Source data
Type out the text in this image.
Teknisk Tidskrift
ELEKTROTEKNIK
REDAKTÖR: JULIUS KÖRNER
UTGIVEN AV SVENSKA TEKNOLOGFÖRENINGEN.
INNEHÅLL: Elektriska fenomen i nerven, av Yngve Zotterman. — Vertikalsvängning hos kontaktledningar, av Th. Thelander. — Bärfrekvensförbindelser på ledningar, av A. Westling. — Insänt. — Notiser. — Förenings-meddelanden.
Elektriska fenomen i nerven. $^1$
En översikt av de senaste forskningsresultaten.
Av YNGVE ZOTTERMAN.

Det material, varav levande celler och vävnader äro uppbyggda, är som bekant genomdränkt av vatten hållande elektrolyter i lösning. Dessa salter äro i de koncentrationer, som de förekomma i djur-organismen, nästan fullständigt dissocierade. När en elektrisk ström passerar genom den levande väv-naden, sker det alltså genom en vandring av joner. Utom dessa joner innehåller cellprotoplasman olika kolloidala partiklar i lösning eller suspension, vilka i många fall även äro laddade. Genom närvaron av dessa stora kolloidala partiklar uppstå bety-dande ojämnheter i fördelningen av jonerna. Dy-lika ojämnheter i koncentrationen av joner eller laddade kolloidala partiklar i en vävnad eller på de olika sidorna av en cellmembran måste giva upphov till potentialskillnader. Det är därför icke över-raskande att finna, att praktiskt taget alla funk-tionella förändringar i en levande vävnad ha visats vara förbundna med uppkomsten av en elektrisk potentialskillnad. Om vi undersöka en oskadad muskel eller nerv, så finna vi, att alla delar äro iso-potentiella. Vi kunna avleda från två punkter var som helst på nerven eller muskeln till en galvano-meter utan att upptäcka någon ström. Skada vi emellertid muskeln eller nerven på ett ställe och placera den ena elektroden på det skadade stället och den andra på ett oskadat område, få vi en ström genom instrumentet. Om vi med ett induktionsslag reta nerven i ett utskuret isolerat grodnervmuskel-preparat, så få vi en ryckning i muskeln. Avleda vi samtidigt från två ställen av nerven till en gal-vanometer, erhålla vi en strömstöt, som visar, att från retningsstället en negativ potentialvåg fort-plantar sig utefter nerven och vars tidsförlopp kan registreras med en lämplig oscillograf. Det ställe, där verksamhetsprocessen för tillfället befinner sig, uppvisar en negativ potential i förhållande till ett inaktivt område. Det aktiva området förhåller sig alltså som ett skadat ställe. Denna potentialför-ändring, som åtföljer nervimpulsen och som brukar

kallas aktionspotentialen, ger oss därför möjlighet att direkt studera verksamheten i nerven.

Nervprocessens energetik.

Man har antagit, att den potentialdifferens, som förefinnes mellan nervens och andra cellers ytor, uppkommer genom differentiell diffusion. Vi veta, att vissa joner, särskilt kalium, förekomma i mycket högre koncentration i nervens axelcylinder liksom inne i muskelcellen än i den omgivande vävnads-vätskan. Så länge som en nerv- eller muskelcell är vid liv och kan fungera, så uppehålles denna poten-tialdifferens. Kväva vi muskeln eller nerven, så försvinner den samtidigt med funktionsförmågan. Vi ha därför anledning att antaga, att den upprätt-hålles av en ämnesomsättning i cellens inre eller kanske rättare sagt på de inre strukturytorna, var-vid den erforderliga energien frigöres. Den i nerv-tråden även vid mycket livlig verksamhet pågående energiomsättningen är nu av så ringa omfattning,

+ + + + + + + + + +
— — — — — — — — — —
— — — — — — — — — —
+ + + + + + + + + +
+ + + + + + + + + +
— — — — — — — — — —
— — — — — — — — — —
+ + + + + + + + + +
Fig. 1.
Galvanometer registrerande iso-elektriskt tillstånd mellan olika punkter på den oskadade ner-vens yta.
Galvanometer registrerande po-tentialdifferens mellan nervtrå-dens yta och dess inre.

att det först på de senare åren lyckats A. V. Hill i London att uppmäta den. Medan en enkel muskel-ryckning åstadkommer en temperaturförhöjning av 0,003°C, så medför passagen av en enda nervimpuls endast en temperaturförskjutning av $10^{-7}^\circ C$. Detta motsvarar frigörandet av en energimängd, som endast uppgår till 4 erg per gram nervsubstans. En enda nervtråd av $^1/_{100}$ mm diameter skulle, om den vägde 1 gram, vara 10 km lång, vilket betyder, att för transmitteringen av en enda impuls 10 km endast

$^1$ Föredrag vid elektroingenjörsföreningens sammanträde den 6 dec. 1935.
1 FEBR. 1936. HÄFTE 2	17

## Assignment
The data should be written out again in full, exactly as it stands.

## Your solution
Type out the text in this image.
Teknisk Tidskrift
ELEKTROTEKNIK
REDAKTÖR: JULIUS KÖRNER
UTGIVEN AV SVENSKA TEKNOLOGFÖRENINGEN.
INNEHÅLL: Elektriska fenomen i nerven, av Yngve Zotterman. — Vertikalsvängning hos kontaktledningar, av Th. Thelander. — Bärfrekvensförbindelser på ledningar, av A. Westling. — Insänt. — Notiser. — Förenings-meddelanden.
Elektriska fenomen i nerven. $^1$
En översikt av de senaste forskningsresultaten.
Av YNGVE ZOTTERMAN.

Det material, varav levande celler och vävnader äro uppbyggda, är som bekant genomdränkt av vatten hållande elektrolyter i lösning. Dessa salter äro i de koncentrationer, som de förekomma i djur-organismen, nästan fullständigt dissocierade. När en elektrisk ström passerar genom den levande väv-naden, sker det alltså genom en vandring av joner. Utom dessa joner innehåller cellprotoplasman olika kolloidala partiklar i lösning eller suspension, vilka i många fall även äro laddade. Genom närvaron av dessa stora kolloidala partiklar uppstå bety-dande ojämnheter i fördelningen av jonerna. Dy-lika ojämnheter i koncentrationen av joner eller laddade kolloidala partiklar i en vävnad eller på de olika sidorna av en cellmembran måste giva upphov till potentialskillnader. Det är därför icke över-raskande att finna, att praktiskt taget alla funk-tionella förändringar i en levande vävnad ha visats vara förbundna med uppkomsten av en elektrisk potentialskillnad. Om vi undersöka en oskadad muskel eller nerv, så finna vi, att alla delar äro iso-potentiella. Vi kunna avleda från två punkter var som helst på nerven eller muskeln till en galvano-meter utan att upptäcka någon ström. Skada vi emellertid muskeln eller nerven på ett ställe och placera den ena elektroden på det skadade stället och den andra på ett oskadat område, få vi en ström genom instrumentet. Om vi med ett induktionsslag reta nerven i ett utskuret isolerat grodnervmuskel-preparat, så få vi en ryckning i muskeln. Avleda vi samtidigt från två ställen av nerven till en gal-vanometer, erhålla vi en strömstöt, som visar, att från retningsstället en negativ potentialvåg fort-plantar sig utefter nerven och vars tidsförlopp kan registreras med en lämplig oscillograf. Det ställe, där verksamhetsprocessen för tillfället befinner sig, uppvisar en negativ potential i förhållande till ett inaktivt område. Det aktiva området förhåller sig alltså som ett skadat ställe. Denna potentialför-ändring, som åtföljer nervimpulsen och som brukar

kallas aktionspotentialen, ger oss därför möjlighet att direkt studera verksamheten i nerven.

Nervprocessens energetik.

Man har antagit, att den potentialdifferens, som förefinnes mellan nervens och andra cellers ytor, uppkommer genom differentiell diffusion. Vi veta, att vissa joner, särskilt kalium, förekomma i mycket högre koncentration i nervens axelcylinder liksom inne i muskelcellen än i den omgivande vävnads-vätskan. Så länge som en nerv- eller muskelcell är vid liv och kan fungera, så uppehålles denna poten-tialdifferens. Kväva vi muskeln eller nerven, så försvinner den samtidigt med funktionsförmågan. Vi ha därför anledning att antaga, att den upprätt-hålles av en ämnesomsättning i cellens inre eller kanske rättare sagt på de inre strukturytorna, var-vid den erforderliga energien frigöres. Den i nerv-tråden även vid mycket livlig verksamhet pågående energiomsättningen är nu av så ringa omfattning,

+ + + + + + + + + +
— — — — — — — — — —
— — — — — — — — — —
+ + + + + + + + + +
+ + + + + + + + + +
— — — — — — — — — —
— — — — — — — — — —
+ + + + + + + + + +
Fig. 1.
Galvanometer registrerande iso-elektriskt tillstånd mellan olika punkter på den oskadade ner-vens yta.
Galvanometer registrerande po-tentialdifferens mellan nervtrå-dens yta och dess inre.

att det först på de senare åren lyckats A. V. Hill i London att uppmäta den. Medan en enkel muskel-ryckning åstadkommer en temperaturförhöjning av 0,003°C, så medför passagen av en enda nervimpuls endast en temperaturförskjutning av $10^{-7}^\circ C$. Detta motsvarar frigörandet av en energimängd, som endast uppgår till 4 erg per gram nervsubstans. En enda nervtråd av $^1/_{100}$ mm diameter skulle, om den vägde 1 gram, vara 10 km lång, vilket betyder, att för transmitteringen av en enda impuls 10 km endast

$^1$ Föredrag vid elektroingenjörsföreningens sammanträde den 6 dec. 1935.
1 FEBR. 1936. HÄFTE 2	17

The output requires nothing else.